_Set exercise_
Extract all records. Keep each one exact.
== Records for this task ==
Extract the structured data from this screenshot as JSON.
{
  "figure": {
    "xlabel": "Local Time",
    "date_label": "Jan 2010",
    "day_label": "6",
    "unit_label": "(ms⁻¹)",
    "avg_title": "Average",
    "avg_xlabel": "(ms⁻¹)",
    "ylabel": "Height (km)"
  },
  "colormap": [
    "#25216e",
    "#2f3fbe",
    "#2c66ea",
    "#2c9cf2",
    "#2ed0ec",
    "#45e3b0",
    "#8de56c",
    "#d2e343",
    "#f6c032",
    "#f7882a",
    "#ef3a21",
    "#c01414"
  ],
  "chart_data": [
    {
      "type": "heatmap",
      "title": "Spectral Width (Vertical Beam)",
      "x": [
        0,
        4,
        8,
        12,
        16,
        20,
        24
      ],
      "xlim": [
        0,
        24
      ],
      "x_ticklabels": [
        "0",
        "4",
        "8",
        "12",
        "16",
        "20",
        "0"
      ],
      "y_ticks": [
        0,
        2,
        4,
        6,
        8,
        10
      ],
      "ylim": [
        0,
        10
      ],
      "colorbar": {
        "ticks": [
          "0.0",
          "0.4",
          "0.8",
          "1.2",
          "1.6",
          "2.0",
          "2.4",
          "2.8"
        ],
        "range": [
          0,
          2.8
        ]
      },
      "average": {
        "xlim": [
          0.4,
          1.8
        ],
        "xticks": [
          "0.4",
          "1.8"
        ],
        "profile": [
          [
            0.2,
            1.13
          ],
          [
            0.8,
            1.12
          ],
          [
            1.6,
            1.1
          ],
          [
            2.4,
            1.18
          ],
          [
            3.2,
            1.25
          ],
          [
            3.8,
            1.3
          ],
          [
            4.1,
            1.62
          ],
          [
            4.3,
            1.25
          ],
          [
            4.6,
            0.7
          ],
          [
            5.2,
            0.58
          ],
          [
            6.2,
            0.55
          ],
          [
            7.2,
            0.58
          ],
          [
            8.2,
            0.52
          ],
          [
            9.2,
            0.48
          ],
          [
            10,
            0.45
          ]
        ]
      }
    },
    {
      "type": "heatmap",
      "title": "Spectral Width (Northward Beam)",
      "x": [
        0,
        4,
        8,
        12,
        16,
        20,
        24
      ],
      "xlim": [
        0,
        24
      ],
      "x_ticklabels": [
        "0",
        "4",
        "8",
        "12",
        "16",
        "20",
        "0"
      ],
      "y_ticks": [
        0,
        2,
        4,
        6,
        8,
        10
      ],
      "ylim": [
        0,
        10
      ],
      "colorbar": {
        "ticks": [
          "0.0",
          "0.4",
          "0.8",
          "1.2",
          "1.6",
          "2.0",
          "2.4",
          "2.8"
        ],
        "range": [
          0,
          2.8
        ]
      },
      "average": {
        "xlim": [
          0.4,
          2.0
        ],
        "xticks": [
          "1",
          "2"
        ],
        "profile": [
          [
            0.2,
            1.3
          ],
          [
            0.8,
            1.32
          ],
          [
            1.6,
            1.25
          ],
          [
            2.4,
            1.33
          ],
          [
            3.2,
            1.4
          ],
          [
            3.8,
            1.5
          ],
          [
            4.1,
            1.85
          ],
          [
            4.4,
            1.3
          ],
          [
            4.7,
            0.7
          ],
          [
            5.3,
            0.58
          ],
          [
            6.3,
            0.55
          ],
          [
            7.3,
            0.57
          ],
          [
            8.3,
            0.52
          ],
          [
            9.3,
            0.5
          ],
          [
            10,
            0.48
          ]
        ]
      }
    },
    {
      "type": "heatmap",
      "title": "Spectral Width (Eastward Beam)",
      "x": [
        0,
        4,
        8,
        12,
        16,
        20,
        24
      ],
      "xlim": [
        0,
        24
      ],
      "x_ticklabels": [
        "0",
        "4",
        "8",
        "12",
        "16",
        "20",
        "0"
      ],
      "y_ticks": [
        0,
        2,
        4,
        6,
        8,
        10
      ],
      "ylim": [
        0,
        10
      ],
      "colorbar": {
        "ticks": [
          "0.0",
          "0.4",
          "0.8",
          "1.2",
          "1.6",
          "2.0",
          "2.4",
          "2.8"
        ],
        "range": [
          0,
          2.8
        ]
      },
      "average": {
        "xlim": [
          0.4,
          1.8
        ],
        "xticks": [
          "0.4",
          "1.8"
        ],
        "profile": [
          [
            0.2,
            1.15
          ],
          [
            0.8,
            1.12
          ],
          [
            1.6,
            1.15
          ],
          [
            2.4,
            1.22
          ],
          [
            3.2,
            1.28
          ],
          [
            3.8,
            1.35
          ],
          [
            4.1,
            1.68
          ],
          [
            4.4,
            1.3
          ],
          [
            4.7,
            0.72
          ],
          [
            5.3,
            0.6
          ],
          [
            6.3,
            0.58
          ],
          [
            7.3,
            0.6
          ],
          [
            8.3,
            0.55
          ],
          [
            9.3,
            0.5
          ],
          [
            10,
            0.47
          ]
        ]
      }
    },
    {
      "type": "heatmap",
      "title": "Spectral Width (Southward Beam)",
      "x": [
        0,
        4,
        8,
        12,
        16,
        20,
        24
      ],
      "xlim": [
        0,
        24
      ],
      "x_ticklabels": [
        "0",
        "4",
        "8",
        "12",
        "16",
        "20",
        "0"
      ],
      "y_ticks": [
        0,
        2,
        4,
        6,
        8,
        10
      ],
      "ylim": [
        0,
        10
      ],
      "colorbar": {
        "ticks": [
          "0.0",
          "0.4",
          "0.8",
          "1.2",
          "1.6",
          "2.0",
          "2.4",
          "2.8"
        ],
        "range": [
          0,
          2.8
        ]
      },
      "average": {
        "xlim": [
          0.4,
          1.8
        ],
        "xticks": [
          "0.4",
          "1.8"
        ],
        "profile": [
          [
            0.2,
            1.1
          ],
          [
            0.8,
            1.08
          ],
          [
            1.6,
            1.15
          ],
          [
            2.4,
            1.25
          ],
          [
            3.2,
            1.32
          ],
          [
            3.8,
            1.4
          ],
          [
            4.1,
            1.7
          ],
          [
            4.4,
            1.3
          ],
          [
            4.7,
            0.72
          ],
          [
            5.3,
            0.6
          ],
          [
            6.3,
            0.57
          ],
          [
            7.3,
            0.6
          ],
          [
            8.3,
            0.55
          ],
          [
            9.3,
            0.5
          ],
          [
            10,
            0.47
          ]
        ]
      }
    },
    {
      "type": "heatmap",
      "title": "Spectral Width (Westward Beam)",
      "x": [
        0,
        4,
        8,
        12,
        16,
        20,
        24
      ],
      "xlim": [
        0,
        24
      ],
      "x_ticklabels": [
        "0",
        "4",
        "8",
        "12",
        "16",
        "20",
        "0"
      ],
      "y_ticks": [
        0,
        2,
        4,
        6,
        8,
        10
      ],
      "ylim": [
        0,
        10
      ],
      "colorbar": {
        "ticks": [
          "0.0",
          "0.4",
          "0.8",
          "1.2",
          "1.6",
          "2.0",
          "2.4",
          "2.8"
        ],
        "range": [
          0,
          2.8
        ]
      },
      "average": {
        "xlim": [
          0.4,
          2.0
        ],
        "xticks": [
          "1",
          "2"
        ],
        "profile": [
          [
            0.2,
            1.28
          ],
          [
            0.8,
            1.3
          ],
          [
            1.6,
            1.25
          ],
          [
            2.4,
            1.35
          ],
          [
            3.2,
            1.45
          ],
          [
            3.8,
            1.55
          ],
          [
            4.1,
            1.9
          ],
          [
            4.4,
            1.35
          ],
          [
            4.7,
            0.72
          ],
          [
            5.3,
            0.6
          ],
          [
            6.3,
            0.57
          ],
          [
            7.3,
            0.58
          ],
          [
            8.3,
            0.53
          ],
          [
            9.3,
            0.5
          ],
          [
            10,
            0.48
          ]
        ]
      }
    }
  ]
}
===
_Final result_
Extract the structured data from this screenshot as JSON.
{
  "figure": {
    "xlabel": "Local Time",
    "date_label": "Jan 2010",
    "day_label": "6",
    "unit_label": "(ms⁻¹)",
    "avg_title": "Average",
    "avg_xlabel": "(ms⁻¹)",
    "ylabel": "Height (km)"
  },
  "colormap": [
    "#25216e",
    "#2f3fbe",
    "#2c66ea",
    "#2c9cf2",
    "#2ed0ec",
    "#45e3b0",
    "#8de56c",
    "#d2e343",
    "#f6c032",
    "#f7882a",
    "#ef3a21",
    "#c01414"
  ],
  "chart_data": [
    {
      "type": "heatmap",
      "title": "Spectral Width (Vertical Beam)",
      "x": [
        0,
        4,
        8,
        12,
        16,
        20,
        24
      ],
      "xlim": [
        0,
        24
      ],
      "x_ticklabels": [
        "0",
        "4",
        "8",
        "12",
        "16",
        "20",
        "0"
      ],
      "y_ticks": [
        0,
        2,
        4,
        6,
        8,
        10
      ],
      "ylim": [
        0,
        10
      ],
      "colorbar": {
        "ticks": [
          "0.0",
          "0.4",
          "0.8",
          "1.2",
          "1.6",
          "2.0",
          "2.4",
          "2.8"
        ],
        "range": [
          0,
          2.8
        ]
      },
      "average": {
        "xlim": [
          0.4,
          1.8
        ],
        "xticks": [
          "0.4",
          "1.8"
        ],
        "profile": [
          [
            0.2,
            1.13
          ],
          [
            0.8,
            1.12
          ],
          [
            1.6,
            1.1
          ],
          [
            2.4,
            1.18
          ],
          [
            3.2,
            1.25
          ],
          [
            3.8,
            1.3
          ],
          [
            4.1,
            1.62
          ],
          [
            4.3,
            1.25
          ],
          [
            4.6,
            0.7
          ],
          [
            5.2,
            0.58
          ],
          [
            6.2,
            0.55
          ],
          [
            7.2,
            0.58
          ],
          [
            8.2,
            0.52
          ],
          [
            9.2,
            0.48
          ],
          [
            10,
            0.45
          ]
        ]
      }
    },
    {
      "type": "heatmap",
      "title": "Spectral Width (Northward Beam)",
      "x": [
        0,
        4,
        8,
        12,
        16,
        20,
        24
      ],
      "xlim": [
        0,
        24
      ],
      "x_ticklabels": [
        "0",
        "4",
        "8",
        "12",
        "16",
        "20",
        "0"
      ],
      "y_ticks": [
        0,
        2,
        4,
        6,
        8,
        10
      ],
      "ylim": [
        0,
        10
      ],
      "colorbar": {
        "ticks": [
          "0.0",
          "0.4",
          "0.8",
          "1.2",
          "1.6",
          "2.0",
          "2.4",
          "2.8"
        ],
        "range": [
          0,
          2.8
        ]
      },
      "average": {
        "xlim": [
          0.4,
          2.0
        ],
        "xticks": [
          "1",
          "2"
        ],
        "profile": [
          [
            0.2,
            1.3
          ],
          [
            0.8,
            1.32
          ],
          [
            1.6,
            1.25
          ],
          [
            2.4,
            1.33
          ],
          [
            3.2,
            1.4
          ],
          [
            3.8,
            1.5
          ],
          [
            4.1,
            1.85
          ],
          [
            4.4,
            1.3
          ],
          [
            4.7,
            0.7
          ],
          [
            5.3,
            0.58
          ],
          [
            6.3,
            0.55
          ],
          [
            7.3,
            0.57
          ],
          [
            8.3,
            0.52
          ],
          [
            9.3,
            0.5
          ],
          [
            10,
            0.48
          ]
        ]
      }
    },
    {
      "type": "heatmap",
      "title": "Spectral Width (Eastward Beam)",
      "x": [
        0,
        4,
        8,
        12,
        16,
        20,
        24
      ],
      "xlim": [
        0,
        24
      ],
      "x_ticklabels": [
        "0",
        "4",
        "8",
        "12",
        "16",
        "20",
        "0"
      ],
      "y_ticks": [
        0,
        2,
        4,
        6,
        8,
        10
      ],
      "ylim": [
        0,
        10
      ],
      "colorbar": {
        "ticks": [
          "0.0",
          "0.4",
          "0.8",
          "1.2",
          "1.6",
          "2.0",
          "2.4",
          "2.8"
        ],
        "range": [
          0,
          2.8
        ]
      },
      "average": {
        "xlim": [
          0.4,
          1.8
        ],
        "xticks": [
          "0.4",
          "1.8"
        ],
        "profile": [
          [
            0.2,
            1.15
          ],
          [
            0.8,
            1.12
          ],
          [
            1.6,
            1.15
          ],
          [
            2.4,
            1.22
          ],
          [
            3.2,
            1.28
          ],
          [
            3.8,
            1.35
          ],
          [
            4.1,
            1.68
          ],
          [
            4.4,
            1.3
          ],
          [
            4.7,
            0.72
          ],
          [
            5.3,
            0.6
          ],
          [
            6.3,
            0.58
          ],
          [
            7.3,
            0.6
          ],
          [
            8.3,
            0.55
          ],
          [
            9.3,
            0.5
          ],
          [
            10,
            0.47
          ]
        ]
      }
    },
    {
      "type": "heatmap",
      "title": "Spectral Width (Southward Beam)",
      "x": [
        0,
        4,
        8,
        12,
        16,
        20,
        24
      ],
      "xlim": [
        0,
        24
      ],
      "x_ticklabels": [
        "0",
        "4",
        "8",
        "12",
        "16",
        "20",
        "0"
      ],
      "y_ticks": [
        0,
        2,
        4,
        6,
        8,
        10
      ],
      "ylim": [
        0,
        10
      ],
      "colorbar": {
        "ticks": [
          "0.0",
          "0.4",
          "0.8",
          "1.2",
          "1.6",
          "2.0",
          "2.4",
          "2.8"
        ],
        "range": [
          0,
          2.8
        ]
      },
      "average": {
        "xlim": [
          0.4,
          1.8
        ],
        "xticks": [
          "0.4",
          "1.8"
        ],
        "profile": [
          [
            0.2,
            1.1
          ],
          [
            0.8,
            1.08
          ],
          [
            1.6,
            1.15
          ],
          [
            2.4,
            1.25
          ],
          [
            3.2,
            1.32
          ],
          [
            3.8,
            1.4
          ],
          [
            4.1,
            1.7
          ],
          [
            4.4,
            1.3
          ],
          [
            4.7,
            0.72
          ],
          [
            5.3,
            0.6
          ],
          [
            6.3,
            0.57
          ],
          [
            7.3,
            0.6
          ],
          [
            8.3,
            0.55
          ],
          [
            9.3,
            0.5
          ],
          [
            10,
            0.47
          ]
        ]
      }
    },
    {
      "type": "heatmap",
      "title": "Spectral Width (Westward Beam)",
      "x": [
        0,
        4,
        8,
        12,
        16,
        20,
        24
      ],
      "xlim": [
        0,
        24
      ],
      "x_ticklabels": [
        "0",
        "4",
        "8",
        "12",
        "16",
        "20",
        "0"
      ],
      "y_ticks": [
        0,
        2,
        4,
        6,
        8,
        10
      ],
      "ylim": [
        0,
        10
      ],
      "colorbar": {
        "ticks": [
          "0.0",
          "0.4",
          "0.8",
          "1.2",
          "1.6",
          "2.0",
          "2.4",
          "2.8"
        ],
        "range": [
          0,
          2.8
        ]
      },
      "average": {
        "xlim": [
          0.4,
          2.0
        ],
        "xticks": [
          "1",
          "2"
        ],
        "profile": [
          [
            0.2,
            1.28
          ],
          [
            0.8,
            1.3
          ],
          [
            1.6,
            1.25
          ],
          [
            2.4,
            1.35
          ],
          [
            3.2,
            1.45
          ],
          [
            3.8,
            1.55
          ],
          [
            4.1,
            1.9
          ],
          [
            4.4,
            1.35
          ],
          [
            4.7,
            0.72
          ],
          [
            5.3,
            0.6
          ],
          [
            6.3,
            0.57
          ],
          [
            7.3,
            0.58
          ],
          [
            8.3,
            0.53
          ],
          [
            9.3,
            0.5
          ],
          [
            10,
            0.48
          ]
        ]
      }
    }
  ]
}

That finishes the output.